Set task
Report how many lines contain "是因为生命留给我的时间不多了". The answer is a single number.

Records supplied
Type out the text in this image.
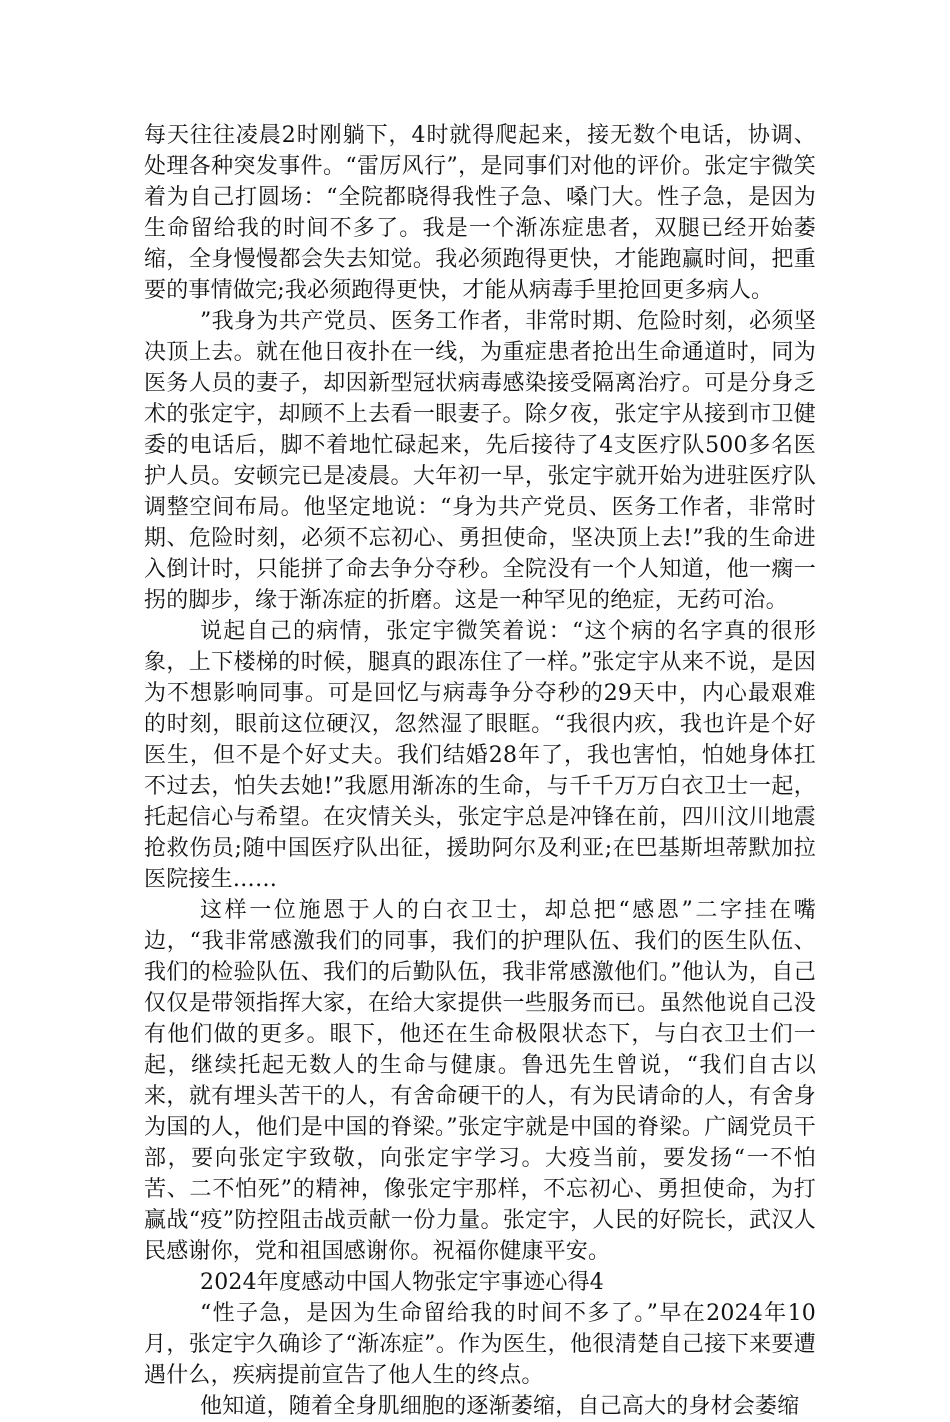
每天往往凌晨2时刚躺下，4时就得爬起来，接无数个电话，协调、处理各种突发事件。“雷厉风行”，是同事们对他的评价。张定宇微笑着为自己打圆场：“全院都晓得我性子急、嗓门大。性子急，是因为生命留给我的时间不多了。我是一个渐冻症患者，双腿已经开始萎缩，全身慢慢都会失去知觉。我必须跑得更快，才能跑赢时间，把重要的事情做完;我必须跑得更快，才能从病毒手里抢回更多病人。

”我身为共产党员、医务工作者，非常时期、危险时刻，必须坚决顶上去。就在他日夜扑在一线，为重症患者抢出生命通道时，同为医务人员的妻子，却因新型冠状病毒感染接受隔离治疗。可是分身乏术的张定宇，却顾不上去看一眼妻子。除夕夜，张定宇从接到市卫健委的电话后，脚不着地忙碌起来，先后接待了4支医疗队500多名医护人员。安顿完已是凌晨。大年初一早，张定宇就开始为进驻医疗队调整空间布局。他坚定地说：“身为共产党员、医务工作者，非常时期、危险时刻，必须不忘初心、勇担使命，坚决顶上去!”我的生命进入倒计时，只能拼了命去争分夺秒。全院没有一个人知道，他一瘸一拐的脚步，缘于渐冻症的折磨。这是一种罕见的绝症，无药可治。

说起自己的病情，张定宇微笑着说：“这个病的名字真的很形象，上下楼梯的时候，腿真的跟冻住了一样。”张定宇从来不说，是因为不想影响同事。可是回忆与病毒争分夺秒的29天中，内心最艰难的时刻，眼前这位硬汉，忽然湿了眼眶。“我很内疚，我也许是个好医生，但不是个好丈夫。我们结婚28年了，我也害怕，怕她身体扛不过去，怕失去她!”我愿用渐冻的生命，与千千万万白衣卫士一起，托起信心与希望。在灾情关头，张定宇总是冲锋在前，四川汶川地震抢救伤员;随中国医疗队出征，援助阿尔及利亚;在巴基斯坦蒂默加拉医院接生……

这样一位施恩于人的白衣卫士，却总把“感恩”二字挂在嘴边，“我非常感激我们的同事，我们的护理队伍、我们的医生队伍、我们的检验队伍、我们的后勤队伍，我非常感激他们。”他认为，自己仅仅是带领指挥大家，在给大家提供一些服务而已。虽然他说自己没有他们做的更多。眼下，他还在生命极限状态下，与白衣卫士们一起，继续托起无数人的生命与健康。鲁迅先生曾说，“我们自古以来，就有埋头苦干的人，有舍命硬干的人，有为民请命的人，有舍身为国的人，他们是中国的脊梁。”张定宇就是中国的脊梁。广阔党员干部，要向张定宇致敬，向张定宇学习。大疫当前，要发扬“一不怕苦、二不怕死”的精神，像张定宇那样，不忘初心、勇担使命，为打赢战“疫”防控阻击战贡献一份力量。张定宇，人民的好院长，武汉人民感谢你，党和祖国感谢你。祝福你健康平安。

2024年度感动中国人物张定宇事迹心得4

“性子急，是因为生命留给我的时间不多了。”早在2024年10月，张定宇久确诊了“渐冻症”。作为医生，他很清楚自己接下来要遭遇什么，疾病提前宣告了他人生的终点。

他知道，随着全身肌细胞的逐渐萎缩，自己高大的身材会萎缩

Output for this task
2